__GOAL__: Repeat exactly, and only, the lines from the line bearing "Extract all readable text from this page." through the end of the material. Do not copy the pictures.

━━ PROVIDED MATERIAL ━━

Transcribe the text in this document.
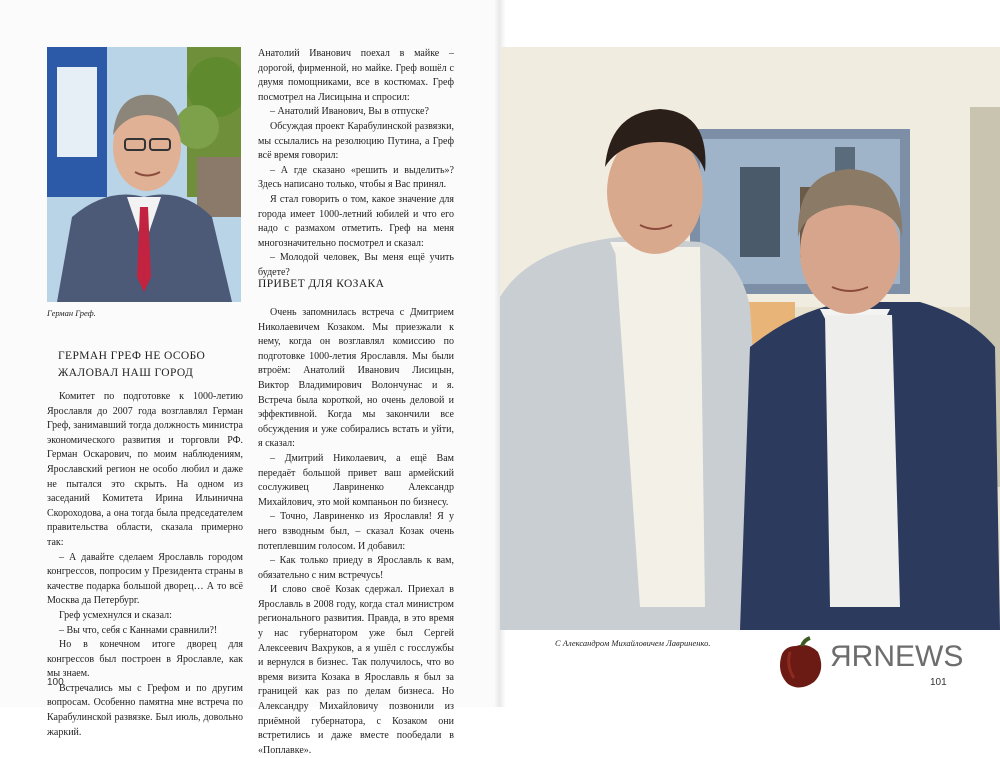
Герман Греф.
ГЕРМАН ГРЕФ НЕ ОСОБО
ЖАЛОВАЛ НАШ ГОРОД

Комитет по подготовке к 1000-летию Ярославля до 2007 года возглавлял Герман Греф, занимавший тогда должность министра экономического развития и торговли РФ. Герман Оскарович, по моим наблюдениям, Ярославский регион не особо любил и даже не пытался это скрыть. На одном из заседаний Комитета Ирина Ильинична Скороходова, а она тогда была председателем правительства области, сказала примерно так:

– А давайте сделаем Ярославль городом конгрессов, попросим у Президента страны в качестве подарка большой дворец… А то всё Москва да Петербург.

Греф усмехнулся и сказал:

– Вы что, себя с Каннами сравнили?!

Но в конечном итоге дворец для конгрессов был построен в Ярославле, как мы знаем.

Встречались мы с Грефом и по другим вопросам. Особенно памятна мне встреча по Карабулинской развязке. Был июль, довольно жаркий.

Анатолий Иванович поехал в майке – дорогой, фирменной, но майке. Греф вошёл с двумя помощниками, все в костюмах. Греф посмотрел на Лисицына и спросил:

– Анатолий Иванович, Вы в отпуске?

Обсуждая проект Карабулинской развязки, мы ссылались на резолюцию Путина, а Греф всё время говорил:

– А где сказано «решить и выделить»? Здесь написано только, чтобы я Вас принял.

Я стал говорить о том, какое значение для города имеет 1000-летний юбилей и что его надо с размахом отметить. Греф на меня многозначительно посмотрел и сказал:

– Молодой человек, Вы меня ещё учить будете?

ПРИВЕТ ДЛЯ КОЗАКА

Очень запомнилась встреча с Дмитрием Николаевичем Козаком. Мы приезжали к нему, когда он возглавлял комиссию по подготовке 1000-летия Ярославля. Мы были втроём: Анатолий Иванович Лисицын, Виктор Владимирович Волончунас и я. Встреча была короткой, но очень деловой и эффективной. Когда мы закончили все обсуждения и уже собирались встать и уйти, я сказал:

– Дмитрий Николаевич, а ещё Вам передаёт большой привет ваш армейский сослуживец Лавриненко Александр Михайлович, это мой компаньон по бизнесу.

– Точно, Лавриненко из Ярославля! Я у него взводным был, – сказал Козак очень потеплевшим голосом. И добавил:

– Как только приеду в Ярославль к вам, обязательно с ним встречусь!

И слово своё Козак сдержал. Приехал в Ярославль в 2008 году, когда стал министром регионального развития. Правда, в это время у нас губернатором уже был Сергей Алексеевич Вахруков, а я ушёл с госслужбы и вернулся в бизнес. Так получилось, что во время визита Козака в Ярославль я был за границей как раз по делам бизнеса. Но Александру Михайловичу позвонили из приёмной губернатора, с Козаком они встретились и даже вместе пообедали в «Поплавке».

С Александром Михайловичем Лавриненко.
100	101
ЯRNEWS
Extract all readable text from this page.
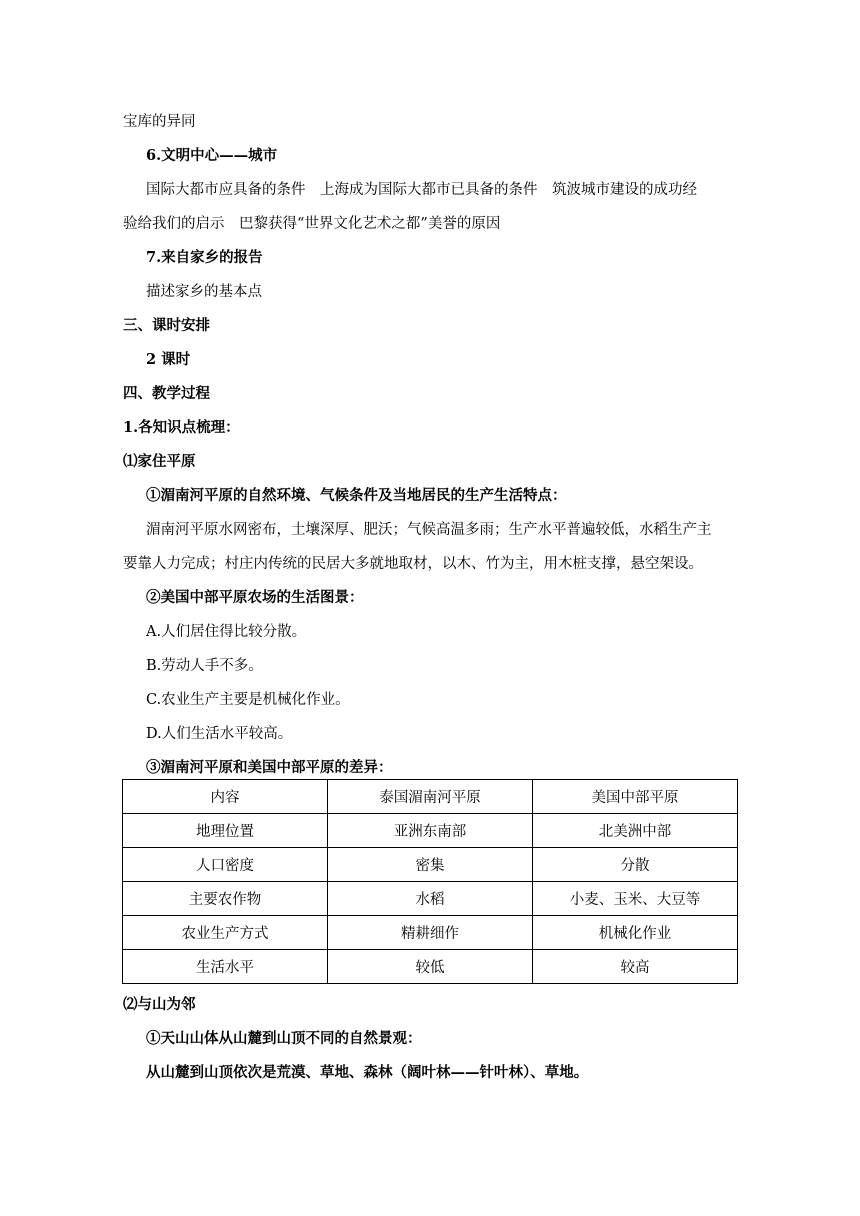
宝库的异同
6.文明中心——城市
国际大都市应具备的条件　上海成为国际大都市已具备的条件　筑波城市建设的成功经
验给我们的启示　巴黎获得“世界文化艺术之都”美誉的原因
7.来自家乡的报告
描述家乡的基本点
三、课时安排
2 课时
四、教学过程
1.各知识点梳理：
⑴家住平原
①湄南河平原的自然环境、气候条件及当地居民的生产生活特点：
湄南河平原水网密布，土壤深厚、肥沃；气候高温多雨；生产水平普遍较低，水稻生产主
要靠人力完成；村庄内传统的民居大多就地取材，以木、竹为主，用木桩支撑，悬空架设。
②美国中部平原农场的生活图景：
A.人们居住得比较分散。
B.劳动人手不多。
C.农业生产主要是机械化作业。
D.人们生活水平较高。
③湄南河平原和美国中部平原的差异：
内容	泰国湄南河平原	美国中部平原
地理位置	亚洲东南部	北美洲中部
人口密度	密集	分散
主要农作物	水稻	小麦、玉米、大豆等
农业生产方式	精耕细作	机械化作业
生活水平	较低	较高
⑵与山为邻
①天山山体从山麓到山顶不同的自然景观：
从山麓到山顶依次是荒漠、草地、森林（阔叶林——针叶林）、草地。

━━━

__RESULT OF THE TASK__:
Extract all readable text from this page.
宝库的异同
6.文明中心——城市
国际大都市应具备的条件　上海成为国际大都市已具备的条件　筑波城市建设的成功经
验给我们的启示　巴黎获得“世界文化艺术之都”美誉的原因
7.来自家乡的报告
描述家乡的基本点
三、课时安排
2 课时
四、教学过程
1.各知识点梳理：
⑴家住平原
①湄南河平原的自然环境、气候条件及当地居民的生产生活特点：
湄南河平原水网密布，土壤深厚、肥沃；气候高温多雨；生产水平普遍较低，水稻生产主
要靠人力完成；村庄内传统的民居大多就地取材，以木、竹为主，用木桩支撑，悬空架设。
②美国中部平原农场的生活图景：
A.人们居住得比较分散。
B.劳动人手不多。
C.农业生产主要是机械化作业。
D.人们生活水平较高。
③湄南河平原和美国中部平原的差异：
内容	泰国湄南河平原	美国中部平原
地理位置	亚洲东南部	北美洲中部
人口密度	密集	分散
主要农作物	水稻	小麦、玉米、大豆等
农业生产方式	精耕细作	机械化作业
生活水平	较低	较高
⑵与山为邻
①天山山体从山麓到山顶不同的自然景观：
从山麓到山顶依次是荒漠、草地、森林（阔叶林——针叶林）、草地。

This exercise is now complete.